• _Your objective_
Copy the entries below exactly. Images do not belong in the copy.

• _Exercise material_
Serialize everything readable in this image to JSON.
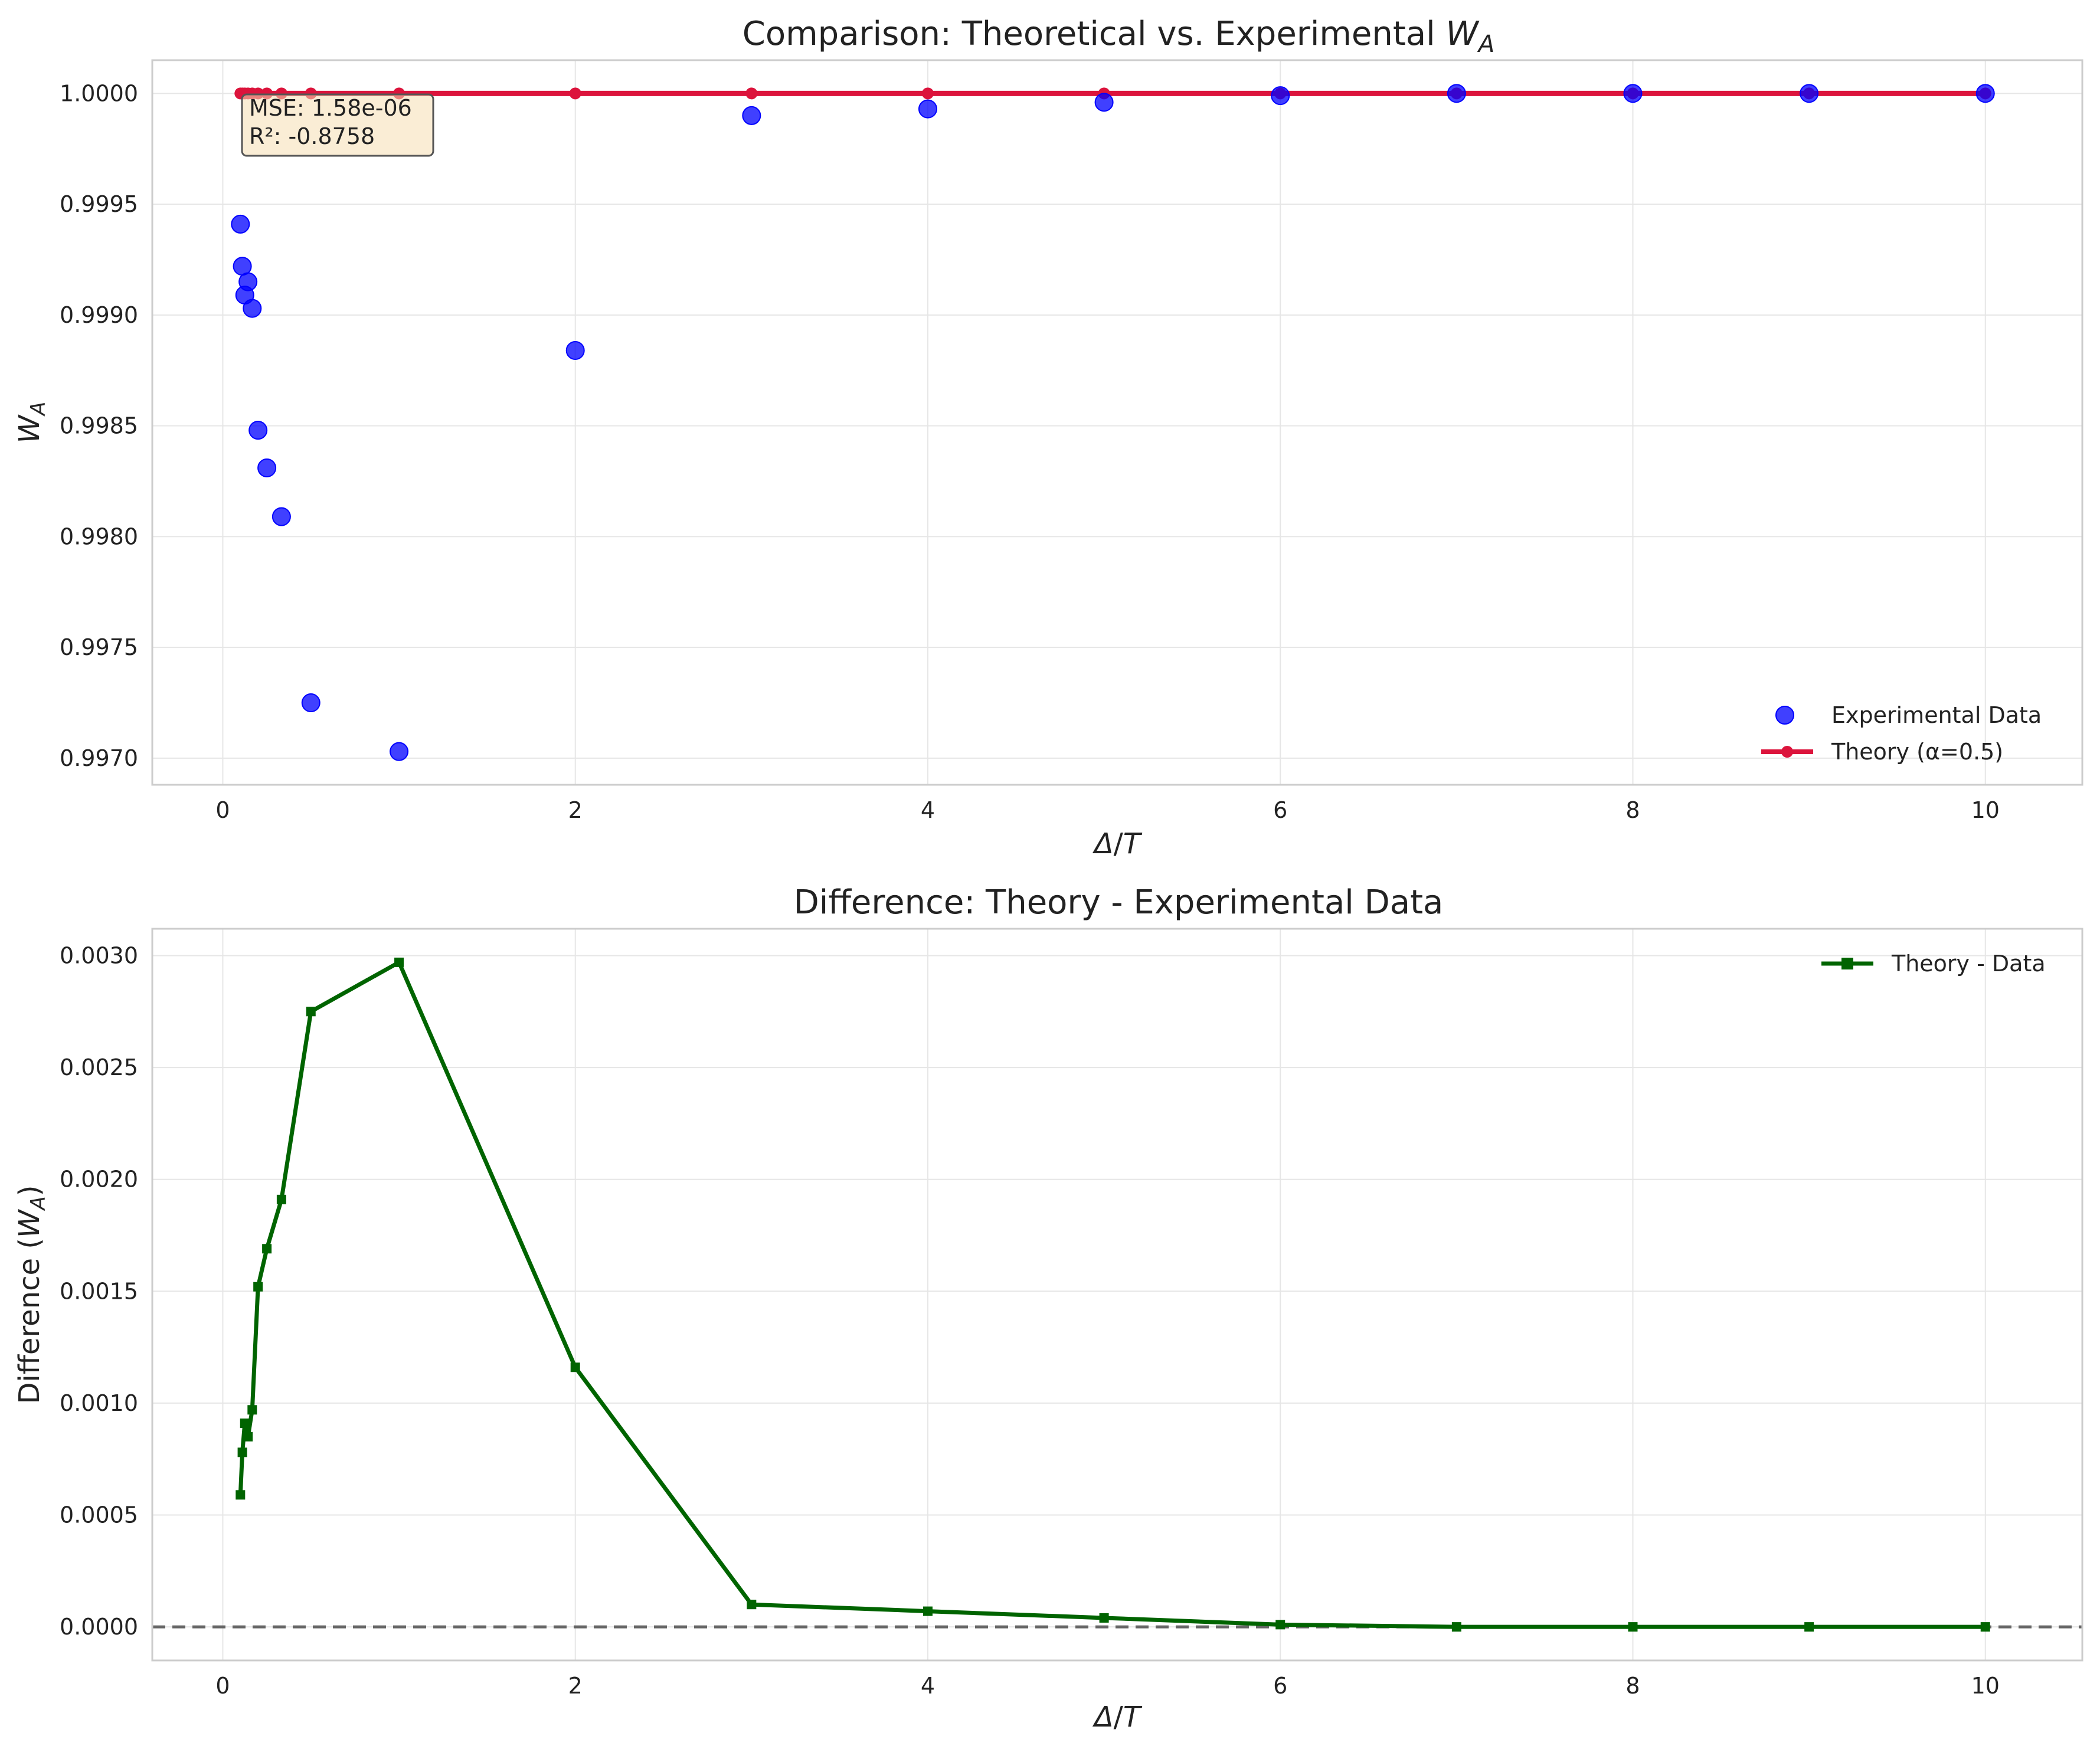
{
  "chart_data": [
    {
      "type": "scatter",
      "title": "Comparison: Theoretical vs. Experimental W_A",
      "title_text": "Comparison: Theoretical vs. Experimental ",
      "title_math": {
        "base": "W",
        "sub": "A"
      },
      "xlabel_math": {
        "delta": "Δ",
        "sep": "/",
        "T": "T"
      },
      "ylabel_math": {
        "base": "W",
        "sub": "A"
      },
      "xlim": [
        -0.4,
        10.55
      ],
      "ylim": [
        0.99688,
        1.00015
      ],
      "xticks": [
        0,
        2,
        4,
        6,
        8,
        10
      ],
      "xtick_labels": [
        "0",
        "2",
        "4",
        "6",
        "8",
        "10"
      ],
      "yticks": [
        0.997,
        0.9975,
        0.998,
        0.9985,
        0.999,
        0.9995,
        1.0
      ],
      "ytick_labels": [
        "0.9970",
        "0.9975",
        "0.9980",
        "0.9985",
        "0.9990",
        "0.9995",
        "1.0000"
      ],
      "grid": true,
      "legend_position": "lower-right",
      "annotation": {
        "mse": "MSE: 1.58e-06",
        "r2": "R²: -0.8758",
        "position": "top-left"
      },
      "series": [
        {
          "name": "Experimental Data",
          "kind": "scatter",
          "color": "#0000ff",
          "x": [
            0.1,
            0.111,
            0.125,
            0.143,
            0.167,
            0.2,
            0.25,
            0.333,
            0.5,
            1,
            2,
            3,
            4,
            5,
            6,
            7,
            8,
            9,
            10
          ],
          "y": [
            0.99941,
            0.99922,
            0.99909,
            0.99915,
            0.99903,
            0.99848,
            0.99831,
            0.99809,
            0.99725,
            0.99703,
            0.99884,
            0.9999,
            0.99993,
            0.99996,
            0.99999,
            1.0,
            1.0,
            1.0,
            1.0
          ]
        },
        {
          "name": "Theory (α=0.5)",
          "kind": "line",
          "color": "#dc143c",
          "x": [
            0.1,
            0.111,
            0.125,
            0.143,
            0.167,
            0.2,
            0.25,
            0.333,
            0.5,
            1,
            2,
            3,
            4,
            5,
            6,
            7,
            8,
            9,
            10
          ],
          "y": [
            1.0,
            1.0,
            1.0,
            1.0,
            1.0,
            1.0,
            1.0,
            1.0,
            1.0,
            1.0,
            1.0,
            1.0,
            1.0,
            1.0,
            1.0,
            1.0,
            1.0,
            1.0,
            1.0
          ]
        }
      ]
    },
    {
      "type": "line",
      "title": "Difference: Theory - Experimental Data",
      "xlabel_math": {
        "delta": "Δ",
        "sep": "/",
        "T": "T"
      },
      "ylabel_text": "Difference (",
      "ylabel_math": {
        "base": "W",
        "sub": "A",
        "close": ")"
      },
      "xlim": [
        -0.4,
        10.55
      ],
      "ylim": [
        -0.00015,
        0.00312
      ],
      "xticks": [
        0,
        2,
        4,
        6,
        8,
        10
      ],
      "xtick_labels": [
        "0",
        "2",
        "4",
        "6",
        "8",
        "10"
      ],
      "yticks": [
        0.0,
        0.0005,
        0.001,
        0.0015,
        0.002,
        0.0025,
        0.003
      ],
      "ytick_labels": [
        "0.0000",
        "0.0005",
        "0.0010",
        "0.0015",
        "0.0020",
        "0.0025",
        "0.0030"
      ],
      "grid": true,
      "legend_position": "top-right",
      "reference_line": {
        "y": 0,
        "style": "dashed",
        "color": "#666666"
      },
      "series": [
        {
          "name": "Theory - Data",
          "kind": "line",
          "marker": "square",
          "color": "#006400",
          "x": [
            0.1,
            0.111,
            0.125,
            0.143,
            0.167,
            0.2,
            0.25,
            0.333,
            0.5,
            1,
            2,
            3,
            4,
            5,
            6,
            7,
            8,
            9,
            10
          ],
          "y": [
            0.00059,
            0.00078,
            0.00091,
            0.00085,
            0.00097,
            0.00152,
            0.00169,
            0.00191,
            0.00275,
            0.00297,
            0.00116,
            0.0001,
            7e-05,
            4e-05,
            1e-05,
            0.0,
            0.0,
            0.0,
            0.0
          ]
        }
      ]
    }
  ]
}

• _Result of the task_
Serialize everything readable in this image to JSON.
{
  "chart_data": [
    {
      "type": "scatter",
      "title": "Comparison: Theoretical vs. Experimental W_A",
      "title_text": "Comparison: Theoretical vs. Experimental ",
      "title_math": {
        "base": "W",
        "sub": "A"
      },
      "xlabel_math": {
        "delta": "Δ",
        "sep": "/",
        "T": "T"
      },
      "ylabel_math": {
        "base": "W",
        "sub": "A"
      },
      "xlim": [
        -0.4,
        10.55
      ],
      "ylim": [
        0.99688,
        1.00015
      ],
      "xticks": [
        0,
        2,
        4,
        6,
        8,
        10
      ],
      "xtick_labels": [
        "0",
        "2",
        "4",
        "6",
        "8",
        "10"
      ],
      "yticks": [
        0.997,
        0.9975,
        0.998,
        0.9985,
        0.999,
        0.9995,
        1.0
      ],
      "ytick_labels": [
        "0.9970",
        "0.9975",
        "0.9980",
        "0.9985",
        "0.9990",
        "0.9995",
        "1.0000"
      ],
      "grid": true,
      "legend_position": "lower-right",
      "annotation": {
        "mse": "MSE: 1.58e-06",
        "r2": "R²: -0.8758",
        "position": "top-left"
      },
      "series": [
        {
          "name": "Experimental Data",
          "kind": "scatter",
          "color": "#0000ff",
          "x": [
            0.1,
            0.111,
            0.125,
            0.143,
            0.167,
            0.2,
            0.25,
            0.333,
            0.5,
            1,
            2,
            3,
            4,
            5,
            6,
            7,
            8,
            9,
            10
          ],
          "y": [
            0.99941,
            0.99922,
            0.99909,
            0.99915,
            0.99903,
            0.99848,
            0.99831,
            0.99809,
            0.99725,
            0.99703,
            0.99884,
            0.9999,
            0.99993,
            0.99996,
            0.99999,
            1.0,
            1.0,
            1.0,
            1.0
          ]
        },
        {
          "name": "Theory (α=0.5)",
          "kind": "line",
          "color": "#dc143c",
          "x": [
            0.1,
            0.111,
            0.125,
            0.143,
            0.167,
            0.2,
            0.25,
            0.333,
            0.5,
            1,
            2,
            3,
            4,
            5,
            6,
            7,
            8,
            9,
            10
          ],
          "y": [
            1.0,
            1.0,
            1.0,
            1.0,
            1.0,
            1.0,
            1.0,
            1.0,
            1.0,
            1.0,
            1.0,
            1.0,
            1.0,
            1.0,
            1.0,
            1.0,
            1.0,
            1.0,
            1.0
          ]
        }
      ]
    },
    {
      "type": "line",
      "title": "Difference: Theory - Experimental Data",
      "xlabel_math": {
        "delta": "Δ",
        "sep": "/",
        "T": "T"
      },
      "ylabel_text": "Difference (",
      "ylabel_math": {
        "base": "W",
        "sub": "A",
        "close": ")"
      },
      "xlim": [
        -0.4,
        10.55
      ],
      "ylim": [
        -0.00015,
        0.00312
      ],
      "xticks": [
        0,
        2,
        4,
        6,
        8,
        10
      ],
      "xtick_labels": [
        "0",
        "2",
        "4",
        "6",
        "8",
        "10"
      ],
      "yticks": [
        0.0,
        0.0005,
        0.001,
        0.0015,
        0.002,
        0.0025,
        0.003
      ],
      "ytick_labels": [
        "0.0000",
        "0.0005",
        "0.0010",
        "0.0015",
        "0.0020",
        "0.0025",
        "0.0030"
      ],
      "grid": true,
      "legend_position": "top-right",
      "reference_line": {
        "y": 0,
        "style": "dashed",
        "color": "#666666"
      },
      "series": [
        {
          "name": "Theory - Data",
          "kind": "line",
          "marker": "square",
          "color": "#006400",
          "x": [
            0.1,
            0.111,
            0.125,
            0.143,
            0.167,
            0.2,
            0.25,
            0.333,
            0.5,
            1,
            2,
            3,
            4,
            5,
            6,
            7,
            8,
            9,
            10
          ],
          "y": [
            0.00059,
            0.00078,
            0.00091,
            0.00085,
            0.00097,
            0.00152,
            0.00169,
            0.00191,
            0.00275,
            0.00297,
            0.00116,
            0.0001,
            7e-05,
            4e-05,
            1e-05,
            0.0,
            0.0,
            0.0,
            0.0
          ]
        }
      ]
    }
  ]
}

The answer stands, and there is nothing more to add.